### Set exercise
For the material that follows, list every line containing the word "style".

⁂

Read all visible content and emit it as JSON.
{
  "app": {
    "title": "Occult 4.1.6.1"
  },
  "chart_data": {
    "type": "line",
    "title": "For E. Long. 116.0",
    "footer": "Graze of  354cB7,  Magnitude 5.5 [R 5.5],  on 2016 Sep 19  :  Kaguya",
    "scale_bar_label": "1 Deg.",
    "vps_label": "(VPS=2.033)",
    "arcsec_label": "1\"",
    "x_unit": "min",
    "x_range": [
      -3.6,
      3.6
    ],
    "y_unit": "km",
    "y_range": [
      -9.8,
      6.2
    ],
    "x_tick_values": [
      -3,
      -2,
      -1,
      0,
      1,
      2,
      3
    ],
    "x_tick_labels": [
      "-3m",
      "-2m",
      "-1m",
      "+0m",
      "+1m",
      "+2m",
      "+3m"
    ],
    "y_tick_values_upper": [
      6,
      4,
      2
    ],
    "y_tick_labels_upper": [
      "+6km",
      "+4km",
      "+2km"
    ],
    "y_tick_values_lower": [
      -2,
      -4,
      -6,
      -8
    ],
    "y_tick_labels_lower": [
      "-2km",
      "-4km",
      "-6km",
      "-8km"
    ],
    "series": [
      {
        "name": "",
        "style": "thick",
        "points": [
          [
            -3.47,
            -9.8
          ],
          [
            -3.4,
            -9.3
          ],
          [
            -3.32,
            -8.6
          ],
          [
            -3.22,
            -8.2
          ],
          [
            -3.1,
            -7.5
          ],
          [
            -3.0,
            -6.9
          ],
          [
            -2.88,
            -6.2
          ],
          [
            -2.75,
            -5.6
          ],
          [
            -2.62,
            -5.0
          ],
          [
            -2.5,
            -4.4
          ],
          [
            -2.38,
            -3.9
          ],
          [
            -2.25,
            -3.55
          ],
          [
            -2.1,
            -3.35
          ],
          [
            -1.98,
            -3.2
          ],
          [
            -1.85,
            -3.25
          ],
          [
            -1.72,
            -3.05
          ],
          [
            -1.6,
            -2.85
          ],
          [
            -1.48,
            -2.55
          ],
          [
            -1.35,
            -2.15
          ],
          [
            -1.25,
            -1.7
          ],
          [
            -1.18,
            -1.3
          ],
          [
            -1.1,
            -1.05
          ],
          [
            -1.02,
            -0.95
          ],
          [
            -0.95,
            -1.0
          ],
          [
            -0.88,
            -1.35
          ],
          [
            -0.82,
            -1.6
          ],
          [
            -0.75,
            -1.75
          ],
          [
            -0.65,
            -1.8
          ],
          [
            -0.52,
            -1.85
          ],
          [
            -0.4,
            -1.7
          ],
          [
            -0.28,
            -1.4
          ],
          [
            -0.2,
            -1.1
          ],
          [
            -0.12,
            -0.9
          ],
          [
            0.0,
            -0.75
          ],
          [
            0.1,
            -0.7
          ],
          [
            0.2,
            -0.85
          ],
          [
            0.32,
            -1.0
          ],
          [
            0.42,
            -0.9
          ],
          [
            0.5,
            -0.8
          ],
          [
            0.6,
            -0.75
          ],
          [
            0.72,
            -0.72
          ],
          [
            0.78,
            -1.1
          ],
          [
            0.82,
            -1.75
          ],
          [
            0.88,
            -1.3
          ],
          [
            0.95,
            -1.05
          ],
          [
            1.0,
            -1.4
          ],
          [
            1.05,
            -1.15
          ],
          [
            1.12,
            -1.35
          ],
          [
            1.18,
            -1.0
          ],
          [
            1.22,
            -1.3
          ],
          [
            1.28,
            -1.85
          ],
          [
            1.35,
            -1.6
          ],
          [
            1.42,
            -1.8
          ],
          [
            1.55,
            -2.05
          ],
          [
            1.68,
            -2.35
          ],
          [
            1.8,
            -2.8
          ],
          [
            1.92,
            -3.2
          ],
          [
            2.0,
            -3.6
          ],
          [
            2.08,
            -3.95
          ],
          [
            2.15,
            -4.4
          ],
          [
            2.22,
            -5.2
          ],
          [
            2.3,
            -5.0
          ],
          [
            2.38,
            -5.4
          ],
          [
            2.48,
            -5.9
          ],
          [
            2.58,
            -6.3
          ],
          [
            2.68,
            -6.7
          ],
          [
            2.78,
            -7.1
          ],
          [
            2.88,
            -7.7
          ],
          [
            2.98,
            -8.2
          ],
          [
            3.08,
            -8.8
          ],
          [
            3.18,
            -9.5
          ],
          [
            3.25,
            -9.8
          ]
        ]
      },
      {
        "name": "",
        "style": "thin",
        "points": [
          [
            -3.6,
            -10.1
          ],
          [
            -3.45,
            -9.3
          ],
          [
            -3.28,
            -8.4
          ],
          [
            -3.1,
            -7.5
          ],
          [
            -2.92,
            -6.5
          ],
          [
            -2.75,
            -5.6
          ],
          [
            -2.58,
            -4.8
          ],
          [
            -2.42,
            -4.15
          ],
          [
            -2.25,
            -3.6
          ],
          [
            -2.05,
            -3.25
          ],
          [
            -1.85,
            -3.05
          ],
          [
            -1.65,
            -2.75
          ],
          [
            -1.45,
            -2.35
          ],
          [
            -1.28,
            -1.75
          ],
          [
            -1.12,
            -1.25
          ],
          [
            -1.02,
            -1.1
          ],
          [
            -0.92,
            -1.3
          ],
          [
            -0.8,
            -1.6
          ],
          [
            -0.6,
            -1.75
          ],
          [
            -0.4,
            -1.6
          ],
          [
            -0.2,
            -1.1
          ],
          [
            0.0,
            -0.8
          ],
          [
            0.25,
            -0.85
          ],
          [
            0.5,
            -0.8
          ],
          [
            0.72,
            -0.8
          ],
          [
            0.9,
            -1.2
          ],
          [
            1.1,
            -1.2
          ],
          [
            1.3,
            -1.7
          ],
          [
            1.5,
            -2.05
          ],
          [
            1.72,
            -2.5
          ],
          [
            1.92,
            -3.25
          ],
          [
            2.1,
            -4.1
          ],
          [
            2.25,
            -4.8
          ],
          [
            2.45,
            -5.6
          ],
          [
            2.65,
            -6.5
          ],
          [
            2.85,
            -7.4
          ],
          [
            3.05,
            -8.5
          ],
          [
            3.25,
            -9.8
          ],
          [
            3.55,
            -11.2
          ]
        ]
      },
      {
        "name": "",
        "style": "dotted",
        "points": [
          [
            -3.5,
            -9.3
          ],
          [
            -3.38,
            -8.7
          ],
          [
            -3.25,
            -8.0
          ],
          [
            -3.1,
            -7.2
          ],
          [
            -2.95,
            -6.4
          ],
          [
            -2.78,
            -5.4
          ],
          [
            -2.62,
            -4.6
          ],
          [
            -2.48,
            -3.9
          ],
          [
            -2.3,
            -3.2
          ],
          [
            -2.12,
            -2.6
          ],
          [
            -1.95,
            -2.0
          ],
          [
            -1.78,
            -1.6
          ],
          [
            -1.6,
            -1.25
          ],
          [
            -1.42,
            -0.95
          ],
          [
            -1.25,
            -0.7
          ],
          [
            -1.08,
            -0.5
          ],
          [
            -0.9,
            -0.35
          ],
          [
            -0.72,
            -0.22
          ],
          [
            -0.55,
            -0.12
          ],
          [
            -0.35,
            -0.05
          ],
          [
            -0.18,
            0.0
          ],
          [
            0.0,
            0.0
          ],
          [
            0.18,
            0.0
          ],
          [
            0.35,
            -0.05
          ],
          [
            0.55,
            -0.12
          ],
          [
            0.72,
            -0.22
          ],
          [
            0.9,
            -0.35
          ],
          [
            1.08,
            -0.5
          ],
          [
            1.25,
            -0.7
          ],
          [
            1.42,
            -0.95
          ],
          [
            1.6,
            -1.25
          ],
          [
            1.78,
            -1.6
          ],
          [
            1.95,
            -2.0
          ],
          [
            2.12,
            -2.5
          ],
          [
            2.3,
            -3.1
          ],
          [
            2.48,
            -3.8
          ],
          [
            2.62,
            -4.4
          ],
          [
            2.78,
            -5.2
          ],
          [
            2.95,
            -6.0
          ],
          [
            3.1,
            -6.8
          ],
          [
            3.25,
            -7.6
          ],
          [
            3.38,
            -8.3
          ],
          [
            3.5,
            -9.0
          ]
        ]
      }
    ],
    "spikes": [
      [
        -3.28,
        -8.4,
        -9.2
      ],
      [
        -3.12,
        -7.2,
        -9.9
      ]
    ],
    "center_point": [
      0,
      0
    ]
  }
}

⁂

### Expected output
        "style": "thick",
        "style": "thin",
        "style": "dotted",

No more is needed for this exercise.